# [Records]

-*-

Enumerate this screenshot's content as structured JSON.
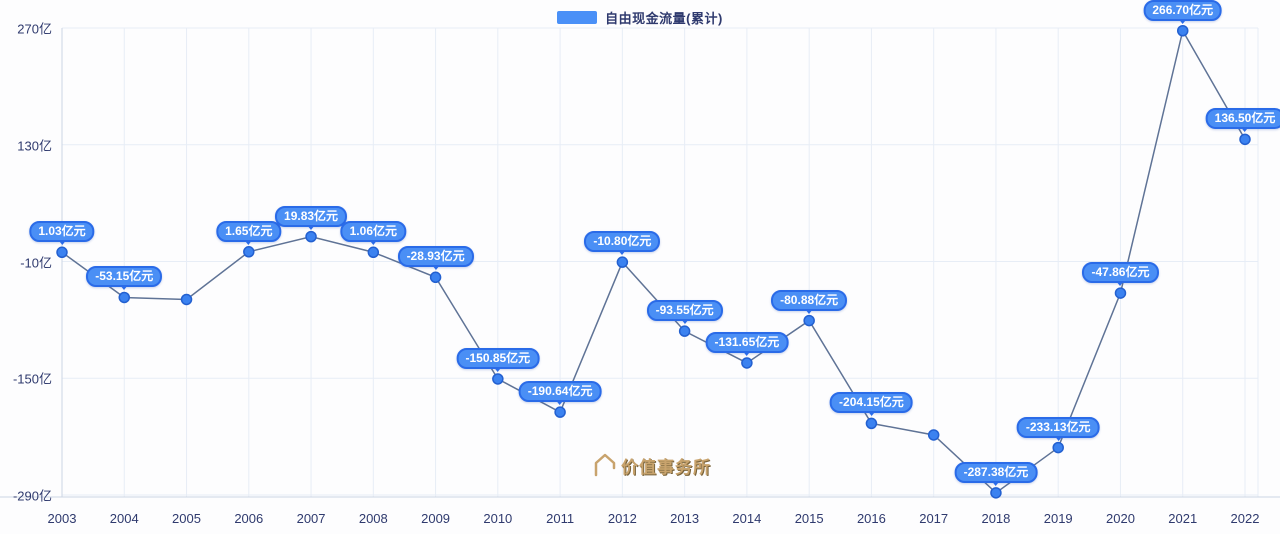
{
  "legend": {
    "swatch_color": "#4a90f7"
  },
  "watermark": {
    "text": "价值事务所"
  },
  "colors": {
    "badge_bg": "#4a8ff5",
    "badge_border": "#2a6be8",
    "line": "#5f7396",
    "point_fill": "#3b82f0",
    "point_stroke": "#2360d0",
    "grid": "#e7edf6",
    "axis": "#ccd5e4",
    "tick_text": "#2f3a6e"
  },
  "chart_data": {
    "type": "line",
    "title": "自由现金流量(累计)",
    "x": [
      "2003",
      "2004",
      "2005",
      "2006",
      "2007",
      "2008",
      "2009",
      "2010",
      "2011",
      "2012",
      "2013",
      "2014",
      "2015",
      "2016",
      "2017",
      "2018",
      "2019",
      "2020",
      "2021",
      "2022"
    ],
    "values": [
      1.03,
      -53.15,
      -55.5,
      1.65,
      19.83,
      1.06,
      -28.93,
      -150.85,
      -190.64,
      -10.8,
      -93.55,
      -131.65,
      -80.88,
      -204.15,
      -218.0,
      -287.38,
      -233.13,
      -47.86,
      266.7,
      136.5
    ],
    "labels": [
      "1.03亿元",
      "-53.15亿元",
      null,
      "1.65亿元",
      "19.83亿元",
      "1.06亿元",
      "-28.93亿元",
      "-150.85亿元",
      "-190.64亿元",
      "-10.80亿元",
      "-93.55亿元",
      "-131.65亿元",
      "-80.88亿元",
      "-204.15亿元",
      null,
      "-287.38亿元",
      "-233.13亿元",
      "-47.86亿元",
      "266.70亿元",
      "136.50亿元"
    ],
    "note": "values for 2005 and 2017 are unlabeled on chart, estimated from point position",
    "ylim": [
      -290,
      270
    ],
    "yticks": [
      {
        "value": 270,
        "label": "270亿"
      },
      {
        "value": 130,
        "label": "130亿"
      },
      {
        "value": -10,
        "label": "-10亿"
      },
      {
        "value": -150,
        "label": "-150亿"
      },
      {
        "value": -290,
        "label": "-290亿"
      }
    ],
    "grid": true,
    "legend_position": "top-center",
    "unit": "亿元"
  }
}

-*-

# [To do]
Go through the material above and print all of it exactly, except the pictures.

# [Output below]
Enumerate this screenshot's content as structured JSON.
{
  "legend": {
    "swatch_color": "#4a90f7"
  },
  "watermark": {
    "text": "价值事务所"
  },
  "colors": {
    "badge_bg": "#4a8ff5",
    "badge_border": "#2a6be8",
    "line": "#5f7396",
    "point_fill": "#3b82f0",
    "point_stroke": "#2360d0",
    "grid": "#e7edf6",
    "axis": "#ccd5e4",
    "tick_text": "#2f3a6e"
  },
  "chart_data": {
    "type": "line",
    "title": "自由现金流量(累计)",
    "x": [
      "2003",
      "2004",
      "2005",
      "2006",
      "2007",
      "2008",
      "2009",
      "2010",
      "2011",
      "2012",
      "2013",
      "2014",
      "2015",
      "2016",
      "2017",
      "2018",
      "2019",
      "2020",
      "2021",
      "2022"
    ],
    "values": [
      1.03,
      -53.15,
      -55.5,
      1.65,
      19.83,
      1.06,
      -28.93,
      -150.85,
      -190.64,
      -10.8,
      -93.55,
      -131.65,
      -80.88,
      -204.15,
      -218.0,
      -287.38,
      -233.13,
      -47.86,
      266.7,
      136.5
    ],
    "labels": [
      "1.03亿元",
      "-53.15亿元",
      null,
      "1.65亿元",
      "19.83亿元",
      "1.06亿元",
      "-28.93亿元",
      "-150.85亿元",
      "-190.64亿元",
      "-10.80亿元",
      "-93.55亿元",
      "-131.65亿元",
      "-80.88亿元",
      "-204.15亿元",
      null,
      "-287.38亿元",
      "-233.13亿元",
      "-47.86亿元",
      "266.70亿元",
      "136.50亿元"
    ],
    "note": "values for 2005 and 2017 are unlabeled on chart, estimated from point position",
    "ylim": [
      -290,
      270
    ],
    "yticks": [
      {
        "value": 270,
        "label": "270亿"
      },
      {
        "value": 130,
        "label": "130亿"
      },
      {
        "value": -10,
        "label": "-10亿"
      },
      {
        "value": -150,
        "label": "-150亿"
      },
      {
        "value": -290,
        "label": "-290亿"
      }
    ],
    "grid": true,
    "legend_position": "top-center",
    "unit": "亿元"
  }
}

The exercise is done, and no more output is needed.